──────── PROVIDED RECORDS ────────

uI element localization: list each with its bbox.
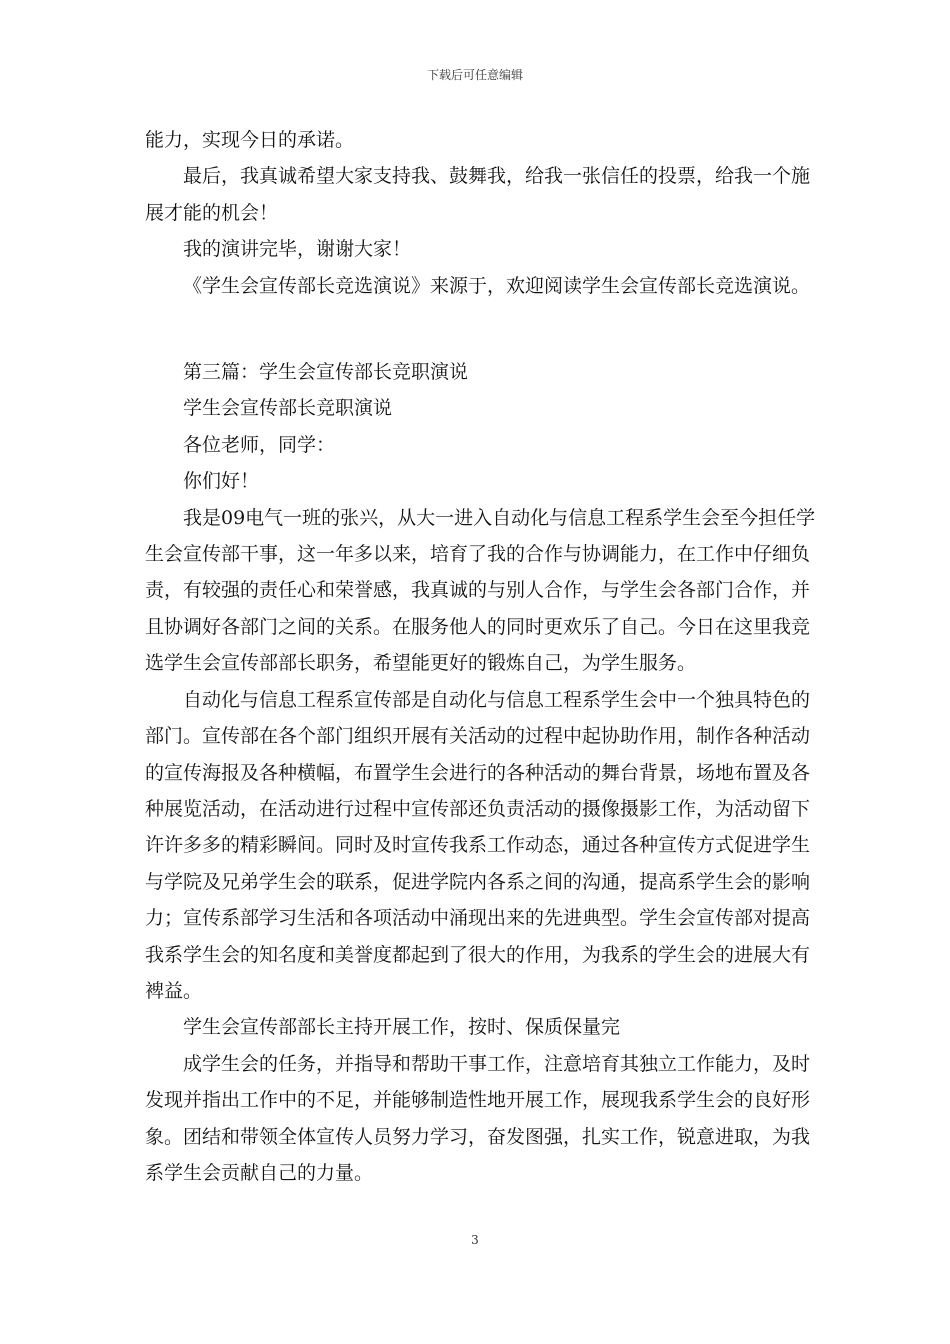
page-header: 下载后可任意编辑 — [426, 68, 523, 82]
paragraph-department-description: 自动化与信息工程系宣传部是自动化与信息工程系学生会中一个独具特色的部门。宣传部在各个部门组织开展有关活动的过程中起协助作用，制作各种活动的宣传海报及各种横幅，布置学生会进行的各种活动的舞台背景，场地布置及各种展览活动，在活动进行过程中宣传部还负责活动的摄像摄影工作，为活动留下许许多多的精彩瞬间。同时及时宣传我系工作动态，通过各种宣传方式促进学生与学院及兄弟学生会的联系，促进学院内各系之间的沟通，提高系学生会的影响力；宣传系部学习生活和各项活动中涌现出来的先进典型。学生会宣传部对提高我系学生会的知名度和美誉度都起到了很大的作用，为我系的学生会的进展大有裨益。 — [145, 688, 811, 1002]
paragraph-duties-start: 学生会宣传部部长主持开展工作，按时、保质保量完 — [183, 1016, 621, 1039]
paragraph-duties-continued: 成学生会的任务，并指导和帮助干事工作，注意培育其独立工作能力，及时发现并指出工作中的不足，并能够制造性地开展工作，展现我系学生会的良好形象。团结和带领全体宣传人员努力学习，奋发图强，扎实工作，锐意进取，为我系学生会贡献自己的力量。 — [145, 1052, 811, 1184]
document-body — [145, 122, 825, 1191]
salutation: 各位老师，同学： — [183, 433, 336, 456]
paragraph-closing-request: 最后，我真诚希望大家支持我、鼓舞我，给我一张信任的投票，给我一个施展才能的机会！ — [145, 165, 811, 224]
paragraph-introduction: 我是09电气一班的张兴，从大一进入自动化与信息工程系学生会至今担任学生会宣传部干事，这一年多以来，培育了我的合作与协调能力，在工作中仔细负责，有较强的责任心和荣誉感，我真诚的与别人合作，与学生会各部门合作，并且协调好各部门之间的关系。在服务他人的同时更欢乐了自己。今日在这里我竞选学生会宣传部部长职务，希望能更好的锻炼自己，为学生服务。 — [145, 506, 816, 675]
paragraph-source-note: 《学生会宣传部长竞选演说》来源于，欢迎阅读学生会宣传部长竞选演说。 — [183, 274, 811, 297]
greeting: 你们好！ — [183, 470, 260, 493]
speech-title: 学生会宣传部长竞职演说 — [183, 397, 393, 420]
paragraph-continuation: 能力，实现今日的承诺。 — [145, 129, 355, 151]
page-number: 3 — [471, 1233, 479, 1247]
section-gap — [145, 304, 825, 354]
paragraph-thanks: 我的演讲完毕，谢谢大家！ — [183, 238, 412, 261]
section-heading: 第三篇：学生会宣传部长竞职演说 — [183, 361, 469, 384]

────────
──────── PROVIDED RECORDS ────────

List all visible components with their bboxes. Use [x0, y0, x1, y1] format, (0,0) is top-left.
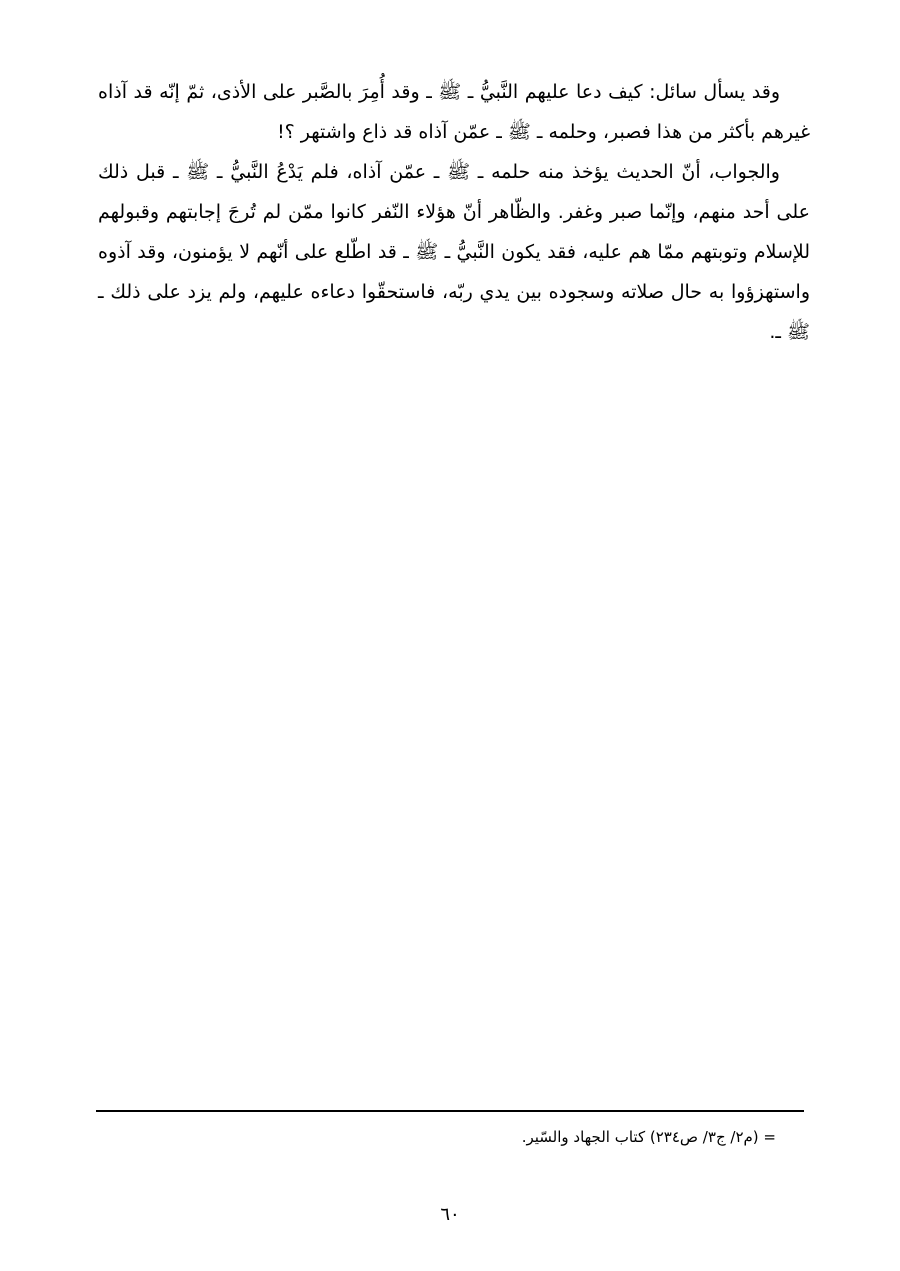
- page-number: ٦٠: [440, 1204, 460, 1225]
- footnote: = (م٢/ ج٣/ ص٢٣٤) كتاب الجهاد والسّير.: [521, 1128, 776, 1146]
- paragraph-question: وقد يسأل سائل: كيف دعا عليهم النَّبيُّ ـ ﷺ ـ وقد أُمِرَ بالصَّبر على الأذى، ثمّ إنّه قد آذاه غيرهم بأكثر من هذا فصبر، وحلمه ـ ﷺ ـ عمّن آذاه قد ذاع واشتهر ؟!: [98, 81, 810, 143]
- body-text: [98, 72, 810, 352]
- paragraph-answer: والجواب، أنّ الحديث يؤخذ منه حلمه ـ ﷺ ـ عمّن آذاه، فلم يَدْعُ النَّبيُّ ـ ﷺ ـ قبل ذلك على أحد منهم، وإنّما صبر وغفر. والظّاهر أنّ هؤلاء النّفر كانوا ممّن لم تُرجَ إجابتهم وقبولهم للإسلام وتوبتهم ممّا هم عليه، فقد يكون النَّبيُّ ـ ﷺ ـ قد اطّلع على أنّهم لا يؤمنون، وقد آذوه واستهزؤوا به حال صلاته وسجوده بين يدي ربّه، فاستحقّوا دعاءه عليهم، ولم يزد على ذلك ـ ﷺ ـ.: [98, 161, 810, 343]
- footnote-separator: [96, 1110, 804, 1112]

────────
──────── PROVIDED RECORDS ────────

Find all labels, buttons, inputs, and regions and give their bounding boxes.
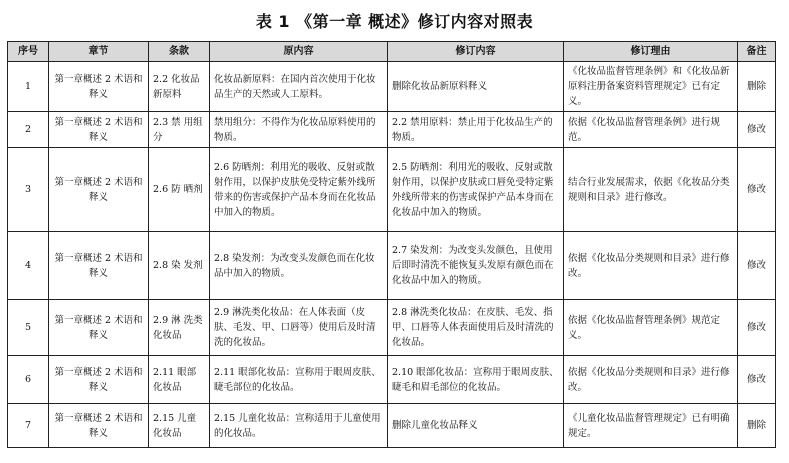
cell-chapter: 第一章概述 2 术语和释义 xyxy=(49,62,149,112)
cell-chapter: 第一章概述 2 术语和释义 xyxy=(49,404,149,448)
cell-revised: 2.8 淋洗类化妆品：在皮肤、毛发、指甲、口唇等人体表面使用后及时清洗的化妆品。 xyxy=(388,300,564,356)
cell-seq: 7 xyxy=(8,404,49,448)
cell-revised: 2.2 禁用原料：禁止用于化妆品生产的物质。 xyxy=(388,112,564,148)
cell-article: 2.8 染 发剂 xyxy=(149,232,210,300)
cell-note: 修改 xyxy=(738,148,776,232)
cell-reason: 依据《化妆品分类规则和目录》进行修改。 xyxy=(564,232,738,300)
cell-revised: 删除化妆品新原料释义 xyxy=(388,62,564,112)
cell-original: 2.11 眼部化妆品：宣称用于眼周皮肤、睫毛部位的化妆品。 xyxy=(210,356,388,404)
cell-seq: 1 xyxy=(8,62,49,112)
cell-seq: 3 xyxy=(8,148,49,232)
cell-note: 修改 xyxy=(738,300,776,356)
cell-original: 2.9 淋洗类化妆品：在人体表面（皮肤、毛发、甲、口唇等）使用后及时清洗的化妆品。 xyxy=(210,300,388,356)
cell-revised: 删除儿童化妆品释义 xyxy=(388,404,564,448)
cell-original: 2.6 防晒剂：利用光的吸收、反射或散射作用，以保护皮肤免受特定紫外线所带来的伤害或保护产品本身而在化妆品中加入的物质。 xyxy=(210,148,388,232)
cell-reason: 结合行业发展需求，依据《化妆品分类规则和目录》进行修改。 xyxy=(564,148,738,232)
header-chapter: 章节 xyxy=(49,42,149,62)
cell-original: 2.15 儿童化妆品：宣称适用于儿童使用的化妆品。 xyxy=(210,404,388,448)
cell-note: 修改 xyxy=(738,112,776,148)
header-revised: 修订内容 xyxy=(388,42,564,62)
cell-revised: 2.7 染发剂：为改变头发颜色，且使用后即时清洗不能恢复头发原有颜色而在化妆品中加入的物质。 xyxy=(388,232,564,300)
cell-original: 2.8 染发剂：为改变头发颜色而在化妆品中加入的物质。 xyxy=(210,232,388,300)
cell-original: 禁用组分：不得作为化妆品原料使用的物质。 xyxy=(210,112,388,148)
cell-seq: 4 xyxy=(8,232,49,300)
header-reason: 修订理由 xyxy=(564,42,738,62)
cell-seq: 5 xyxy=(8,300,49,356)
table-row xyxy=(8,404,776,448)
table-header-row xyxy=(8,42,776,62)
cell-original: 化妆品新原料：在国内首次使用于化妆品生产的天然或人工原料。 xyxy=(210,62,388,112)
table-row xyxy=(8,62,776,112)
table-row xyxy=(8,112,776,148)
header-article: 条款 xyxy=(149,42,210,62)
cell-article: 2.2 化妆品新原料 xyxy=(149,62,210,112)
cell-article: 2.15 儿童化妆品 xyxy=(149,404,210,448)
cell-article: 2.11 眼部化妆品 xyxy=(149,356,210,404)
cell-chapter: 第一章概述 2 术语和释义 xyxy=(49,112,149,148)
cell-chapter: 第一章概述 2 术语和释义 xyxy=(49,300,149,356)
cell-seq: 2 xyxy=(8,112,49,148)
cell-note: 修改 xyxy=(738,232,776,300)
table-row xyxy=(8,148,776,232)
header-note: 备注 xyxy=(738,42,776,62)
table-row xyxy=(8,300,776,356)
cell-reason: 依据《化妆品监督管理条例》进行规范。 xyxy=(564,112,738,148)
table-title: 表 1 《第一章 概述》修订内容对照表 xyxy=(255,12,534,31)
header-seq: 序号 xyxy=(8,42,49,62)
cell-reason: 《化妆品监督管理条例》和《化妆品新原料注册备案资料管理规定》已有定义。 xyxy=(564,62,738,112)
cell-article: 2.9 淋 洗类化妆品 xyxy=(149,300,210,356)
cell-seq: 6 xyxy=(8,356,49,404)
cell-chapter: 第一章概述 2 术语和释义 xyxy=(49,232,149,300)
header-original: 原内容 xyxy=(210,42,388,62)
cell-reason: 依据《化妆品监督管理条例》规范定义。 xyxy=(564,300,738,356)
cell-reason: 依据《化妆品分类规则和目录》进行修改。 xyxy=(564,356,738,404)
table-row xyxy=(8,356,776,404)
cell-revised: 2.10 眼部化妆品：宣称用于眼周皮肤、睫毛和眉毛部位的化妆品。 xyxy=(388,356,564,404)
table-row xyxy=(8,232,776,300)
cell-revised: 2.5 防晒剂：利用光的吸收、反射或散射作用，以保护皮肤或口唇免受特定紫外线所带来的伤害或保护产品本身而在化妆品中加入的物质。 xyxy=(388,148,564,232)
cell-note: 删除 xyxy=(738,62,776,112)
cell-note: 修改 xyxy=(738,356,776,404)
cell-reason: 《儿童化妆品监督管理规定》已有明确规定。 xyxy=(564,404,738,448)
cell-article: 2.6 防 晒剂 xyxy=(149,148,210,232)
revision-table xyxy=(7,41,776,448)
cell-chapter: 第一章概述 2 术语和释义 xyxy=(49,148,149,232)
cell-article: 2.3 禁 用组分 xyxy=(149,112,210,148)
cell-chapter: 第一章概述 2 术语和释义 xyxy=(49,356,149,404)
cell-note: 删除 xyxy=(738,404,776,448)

────────

*WHAT TO DO*: Copy out the lines above, from the line with "page-header: 下载后可任意编辑 — [426, 68, 523, 82]" to the line with "paragraph-duties-start: 学生会宣传部部长主持开展工作，按时、保质保量完 —", both included, character for character.

*SOLUTION BELOW*:
page-header: 下载后可任意编辑 — [426, 68, 523, 82]
paragraph-department-description: 自动化与信息工程系宣传部是自动化与信息工程系学生会中一个独具特色的部门。宣传部在各个部门组织开展有关活动的过程中起协助作用，制作各种活动的宣传海报及各种横幅，布置学生会进行的各种活动的舞台背景，场地布置及各种展览活动，在活动进行过程中宣传部还负责活动的摄像摄影工作，为活动留下许许多多的精彩瞬间。同时及时宣传我系工作动态，通过各种宣传方式促进学生与学院及兄弟学生会的联系，促进学院内各系之间的沟通，提高系学生会的影响力；宣传系部学习生活和各项活动中涌现出来的先进典型。学生会宣传部对提高我系学生会的知名度和美誉度都起到了很大的作用，为我系的学生会的进展大有裨益。 — [145, 688, 811, 1002]
paragraph-duties-start: 学生会宣传部部长主持开展工作，按时、保质保量完 — [183, 1016, 621, 1039]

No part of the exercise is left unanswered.